Locate the string "rekordok" in the records below. Copy every line where it occurs.

Excerpted data.
"""
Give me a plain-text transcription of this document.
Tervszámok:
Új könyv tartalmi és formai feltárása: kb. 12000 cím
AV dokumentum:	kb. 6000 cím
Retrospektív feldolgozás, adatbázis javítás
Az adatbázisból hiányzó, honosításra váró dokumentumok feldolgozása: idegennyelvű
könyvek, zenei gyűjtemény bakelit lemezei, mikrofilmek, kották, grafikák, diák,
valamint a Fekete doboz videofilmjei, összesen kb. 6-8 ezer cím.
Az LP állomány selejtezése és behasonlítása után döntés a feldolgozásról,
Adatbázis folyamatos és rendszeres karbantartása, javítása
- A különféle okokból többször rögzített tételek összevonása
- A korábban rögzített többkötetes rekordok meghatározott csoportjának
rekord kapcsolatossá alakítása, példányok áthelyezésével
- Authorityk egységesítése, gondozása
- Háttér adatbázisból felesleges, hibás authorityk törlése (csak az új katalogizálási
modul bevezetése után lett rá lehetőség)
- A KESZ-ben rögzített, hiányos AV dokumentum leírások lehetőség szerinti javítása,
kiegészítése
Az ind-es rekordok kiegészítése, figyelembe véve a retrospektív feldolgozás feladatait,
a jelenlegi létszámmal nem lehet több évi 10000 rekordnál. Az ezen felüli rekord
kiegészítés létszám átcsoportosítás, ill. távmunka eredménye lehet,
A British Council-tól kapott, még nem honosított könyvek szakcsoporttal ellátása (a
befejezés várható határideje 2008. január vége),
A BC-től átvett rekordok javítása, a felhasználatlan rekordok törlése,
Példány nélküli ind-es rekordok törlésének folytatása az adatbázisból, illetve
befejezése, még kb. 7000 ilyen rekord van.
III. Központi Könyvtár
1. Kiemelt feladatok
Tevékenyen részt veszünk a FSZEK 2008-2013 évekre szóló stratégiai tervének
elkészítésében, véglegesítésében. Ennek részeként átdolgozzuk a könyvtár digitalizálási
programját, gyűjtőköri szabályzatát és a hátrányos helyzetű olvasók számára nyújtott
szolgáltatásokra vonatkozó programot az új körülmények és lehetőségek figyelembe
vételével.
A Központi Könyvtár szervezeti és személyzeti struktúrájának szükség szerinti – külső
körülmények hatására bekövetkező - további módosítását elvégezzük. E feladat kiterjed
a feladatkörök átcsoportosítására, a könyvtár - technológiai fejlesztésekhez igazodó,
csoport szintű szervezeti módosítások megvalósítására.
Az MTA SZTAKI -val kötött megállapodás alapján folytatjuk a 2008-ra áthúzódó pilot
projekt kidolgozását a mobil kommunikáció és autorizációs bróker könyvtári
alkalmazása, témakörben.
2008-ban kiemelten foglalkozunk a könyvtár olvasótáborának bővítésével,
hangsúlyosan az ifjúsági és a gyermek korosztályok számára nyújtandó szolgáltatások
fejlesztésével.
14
"""
"""
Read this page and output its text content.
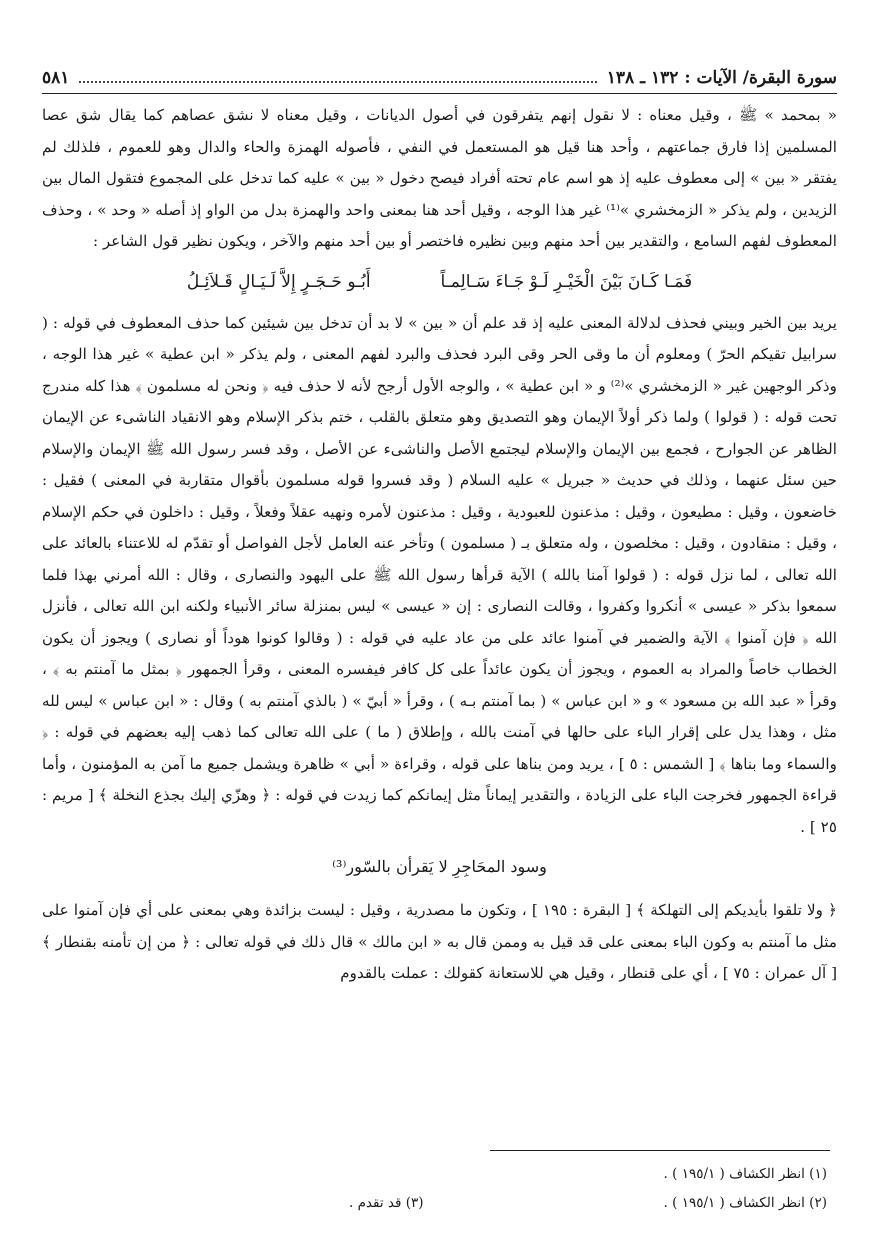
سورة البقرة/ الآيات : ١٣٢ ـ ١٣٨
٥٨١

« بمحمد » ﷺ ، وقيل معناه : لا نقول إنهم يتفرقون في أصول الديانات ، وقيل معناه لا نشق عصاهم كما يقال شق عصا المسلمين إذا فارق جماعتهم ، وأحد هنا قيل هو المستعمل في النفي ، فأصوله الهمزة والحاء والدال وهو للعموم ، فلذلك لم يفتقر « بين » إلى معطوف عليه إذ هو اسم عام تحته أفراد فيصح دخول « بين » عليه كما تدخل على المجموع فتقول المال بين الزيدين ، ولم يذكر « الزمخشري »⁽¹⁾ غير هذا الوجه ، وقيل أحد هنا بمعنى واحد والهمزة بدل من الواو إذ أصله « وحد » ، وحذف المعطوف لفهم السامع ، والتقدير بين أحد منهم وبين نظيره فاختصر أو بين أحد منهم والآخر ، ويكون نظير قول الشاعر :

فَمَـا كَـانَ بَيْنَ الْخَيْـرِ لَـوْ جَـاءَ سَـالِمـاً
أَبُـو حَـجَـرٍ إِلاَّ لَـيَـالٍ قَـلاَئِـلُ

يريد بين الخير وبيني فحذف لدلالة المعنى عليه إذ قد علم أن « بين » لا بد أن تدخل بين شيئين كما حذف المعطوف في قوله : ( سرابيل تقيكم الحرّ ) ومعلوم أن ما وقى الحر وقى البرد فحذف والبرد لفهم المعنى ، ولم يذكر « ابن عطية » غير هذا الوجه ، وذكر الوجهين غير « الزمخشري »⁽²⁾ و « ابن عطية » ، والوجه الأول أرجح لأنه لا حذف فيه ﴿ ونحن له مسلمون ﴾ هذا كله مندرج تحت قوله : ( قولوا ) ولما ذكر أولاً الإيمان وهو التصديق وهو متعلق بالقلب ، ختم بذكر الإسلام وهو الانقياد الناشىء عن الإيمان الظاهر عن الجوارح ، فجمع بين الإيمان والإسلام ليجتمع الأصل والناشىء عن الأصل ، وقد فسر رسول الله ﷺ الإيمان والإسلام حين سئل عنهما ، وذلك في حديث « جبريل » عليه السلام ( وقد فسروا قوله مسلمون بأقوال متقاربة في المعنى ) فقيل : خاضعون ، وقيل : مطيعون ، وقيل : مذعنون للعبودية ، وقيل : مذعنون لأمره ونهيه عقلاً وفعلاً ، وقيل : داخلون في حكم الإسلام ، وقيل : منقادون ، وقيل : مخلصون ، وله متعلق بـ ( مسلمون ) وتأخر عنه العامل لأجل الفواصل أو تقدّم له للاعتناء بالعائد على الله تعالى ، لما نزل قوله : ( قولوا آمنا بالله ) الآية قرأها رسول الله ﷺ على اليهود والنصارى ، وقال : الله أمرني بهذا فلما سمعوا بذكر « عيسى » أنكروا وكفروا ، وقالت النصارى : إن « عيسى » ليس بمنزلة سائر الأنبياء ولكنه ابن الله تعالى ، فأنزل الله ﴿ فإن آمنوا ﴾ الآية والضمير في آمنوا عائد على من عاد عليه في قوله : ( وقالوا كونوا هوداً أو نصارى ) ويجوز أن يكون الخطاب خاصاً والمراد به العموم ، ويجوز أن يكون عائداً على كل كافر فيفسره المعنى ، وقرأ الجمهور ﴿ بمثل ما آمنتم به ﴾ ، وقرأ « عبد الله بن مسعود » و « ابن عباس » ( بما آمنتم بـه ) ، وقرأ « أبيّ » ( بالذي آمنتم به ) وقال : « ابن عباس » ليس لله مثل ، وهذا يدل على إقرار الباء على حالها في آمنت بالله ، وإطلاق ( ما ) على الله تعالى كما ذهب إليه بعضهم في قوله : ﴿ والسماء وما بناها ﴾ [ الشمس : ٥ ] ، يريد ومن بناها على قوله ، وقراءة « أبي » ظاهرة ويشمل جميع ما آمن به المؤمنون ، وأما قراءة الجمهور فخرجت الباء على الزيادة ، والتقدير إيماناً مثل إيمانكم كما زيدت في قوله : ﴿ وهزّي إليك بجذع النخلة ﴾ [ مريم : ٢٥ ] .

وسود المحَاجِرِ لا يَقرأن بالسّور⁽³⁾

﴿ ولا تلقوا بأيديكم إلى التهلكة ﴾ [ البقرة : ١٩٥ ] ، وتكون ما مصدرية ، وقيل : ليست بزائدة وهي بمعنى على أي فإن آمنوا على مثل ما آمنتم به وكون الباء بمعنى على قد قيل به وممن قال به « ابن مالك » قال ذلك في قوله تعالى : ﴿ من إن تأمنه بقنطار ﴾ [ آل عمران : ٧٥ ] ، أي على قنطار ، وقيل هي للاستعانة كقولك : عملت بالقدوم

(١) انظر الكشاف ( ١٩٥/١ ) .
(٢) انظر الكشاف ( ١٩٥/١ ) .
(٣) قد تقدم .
"""
Solved exercise.
- A korábban rögzített többkötetes rekordok meghatározott csoportjának
Az ind-es rekordok kiegészítése, figyelembe véve a retrospektív feldolgozás feladatait,
A BC-től átvett rekordok javítása, a felhasználatlan rekordok törlése,
Példány nélküli ind-es rekordok törlésének folytatása az adatbázisból, illetve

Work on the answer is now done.